- **Exercise inputs**:
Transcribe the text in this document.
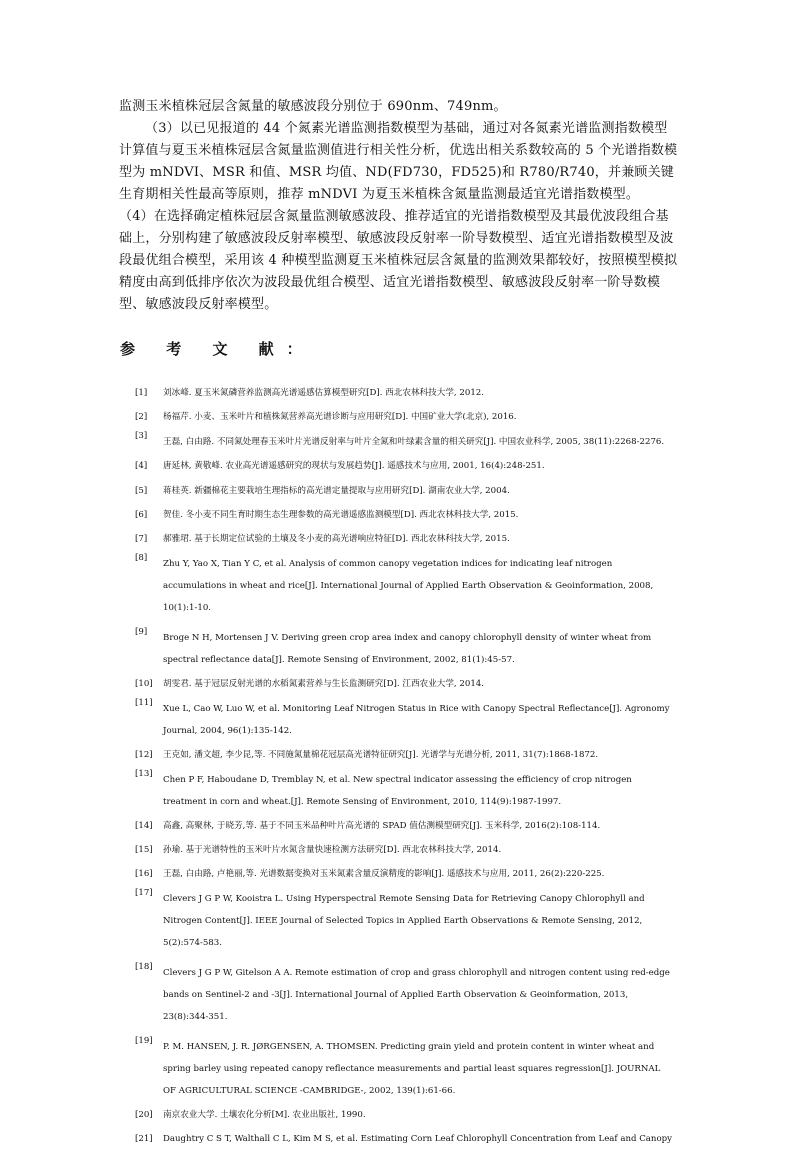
监测玉米植株冠层含氮量的敏感波段分别位于 690nm、749nm。

（3）以已见报道的 44 个氮素光谱监测指数模型为基础，通过对各氮素光谱监测指数模型计算值与夏玉米植株冠层含氮量监测值进行相关性分析，优选出相关系数较高的 5 个光谱指数模型为 mNDVI、MSR 和值、MSR 均值、ND(FD730，FD525)和 R780/R740，并兼顾关键生育期相关性最高等原则，推荐 mNDVI 为夏玉米植株含氮量监测最适宜光谱指数模型。

（4）在选择确定植株冠层含氮量监测敏感波段、推荐适宜的光谱指数模型及其最优波段组合基础上，分别构建了敏感波段反射率模型、敏感波段反射率一阶导数模型、适宜光谱指数模型及波段最优组合模型，采用该 4 种模型监测夏玉米植株冠层含氮量的监测效果都较好，按照模型模拟精度由高到低排序依次为波段最优组合模型、适宜光谱指数模型、敏感波段反射率一阶导数模型、敏感波段反射率模型。

参 考 文 献：
[1] 刘冰峰. 夏玉米氮磷营养监测高光谱遥感估算模型研究[D]. 西北农林科技大学, 2012.
[2] 杨福芹. 小麦、玉米叶片和植株氮营养高光谱诊断与应用研究[D]. 中国矿业大学(北京), 2016.
[3]
王磊, 白由路. 不同氮处理春玉米叶片光谱反射率与叶片全氮和叶绿素含量的相关研究[J]. 中国农业科学, 2005, 38(11):2268-2276.
[4] 唐延林, 黄敬峰. 农业高光谱遥感研究的现状与发展趋势[J]. 遥感技术与应用, 2001, 16(4):248-251.
[5] 蒋桂英. 新疆棉花主要栽培生理指标的高光谱定量提取与应用研究[D]. 湖南农业大学, 2004.
[6] 贺佳. 冬小麦不同生育时期生态生理参数的高光谱遥感监测模型[D]. 西北农林科技大学, 2015.
[7] 郝雅珺. 基于长期定位试验的土壤及冬小麦的高光谱响应特征[D]. 西北农林科技大学, 2015.
[8]
Zhu Y, Yao X, Tian Y C, et al. Analysis of common canopy vegetation indices for indicating leaf nitrogen accumulations in wheat and rice[J]. International Journal of Applied Earth Observation & Geoinformation, 2008, 10(1):1-10.
[9]
Broge N H, Mortensen J V. Deriving green crop area index and canopy chlorophyll density of winter wheat from spectral reflectance data[J]. Remote Sensing of Environment, 2002, 81(1):45-57.
[10] 胡雯君. 基于冠层反射光谱的水稻氮素营养与生长监测研究[D]. 江西农业大学, 2014.
[11]
Xue L, Cao W, Luo W, et al. Monitoring Leaf Nitrogen Status in Rice with Canopy Spectral Reflectance[J]. Agronomy Journal, 2004, 96(1):135-142.
[12] 王克如, 潘文超, 李少昆,等. 不同施氮量棉花冠层高光谱特征研究[J]. 光谱学与光谱分析, 2011, 31(7):1868-1872.
[13]
Chen P F, Haboudane D, Tremblay N, et al. New spectral indicator assessing the efficiency of crop nitrogen treatment in corn and wheat.[J]. Remote Sensing of Environment, 2010, 114(9):1987-1997.
[14] 高鑫, 高聚林, 于晓芳,等. 基于不同玉米品种叶片高光谱的 SPAD 值估测模型研究[J]. 玉米科学, 2016(2):108-114.
[15] 孙瑜. 基于光谱特性的玉米叶片水氮含量快速检测方法研究[D]. 西北农林科技大学, 2014.
[16] 王磊, 白由路, 卢艳丽,等. 光谱数据变换对玉米氮素含量反演精度的影响[J]. 遥感技术与应用, 2011, 26(2):220-225.
[17]
Clevers J G P W, Kooistra L. Using Hyperspectral Remote Sensing Data for Retrieving Canopy Chlorophyll and Nitrogen Content[J]. IEEE Journal of Selected Topics in Applied Earth Observations & Remote Sensing, 2012, 5(2):574-583.
[18]
Clevers J G P W, Gitelson A A. Remote estimation of crop and grass chlorophyll and nitrogen content using red-edge bands on Sentinel-2 and -3[J]. International Journal of Applied Earth Observation & Geoinformation, 2013, 23(8):344-351.
[19]
P. M. HANSEN, J. R. JØRGENSEN, A. THOMSEN. Predicting grain yield and protein content in winter wheat and spring barley using repeated canopy reflectance measurements and partial least squares regression[J]. JOURNAL OF AGRICULTURAL SCIENCE -CAMBRIDGE-, 2002, 139(1):61-66.
[20] 南京农业大学. 土壤农化分析[M]. 农业出版社, 1990.
[21] Daughtry C S T, Walthall C L, Kim M S, et al. Estimating Corn Leaf Chlorophyll Concentration from Leaf and Canopy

- **Your objective**:
For each line above that contains "crop", make a copy.

- **Solution to this problem**:
Broge N H, Mortensen J V. Deriving green crop area index and canopy chlorophyll density of winter wheat from spectral reflectance data[J]. Remote Sensing of Environment, 2002, 81(1):45-57.
Chen P F, Haboudane D, Tremblay N, et al. New spectral indicator assessing the efficiency of crop nitrogen treatment in corn and wheat.[J]. Remote Sensing of Environment, 2010, 114(9):1987-1997.
Clevers J G P W, Gitelson A A. Remote estimation of crop and grass chlorophyll and nitrogen content using red-edge bands on Sentinel-2 and -3[J]. International Journal of Applied Earth Observation & Geoinformation, 2013, 23(8):344-351.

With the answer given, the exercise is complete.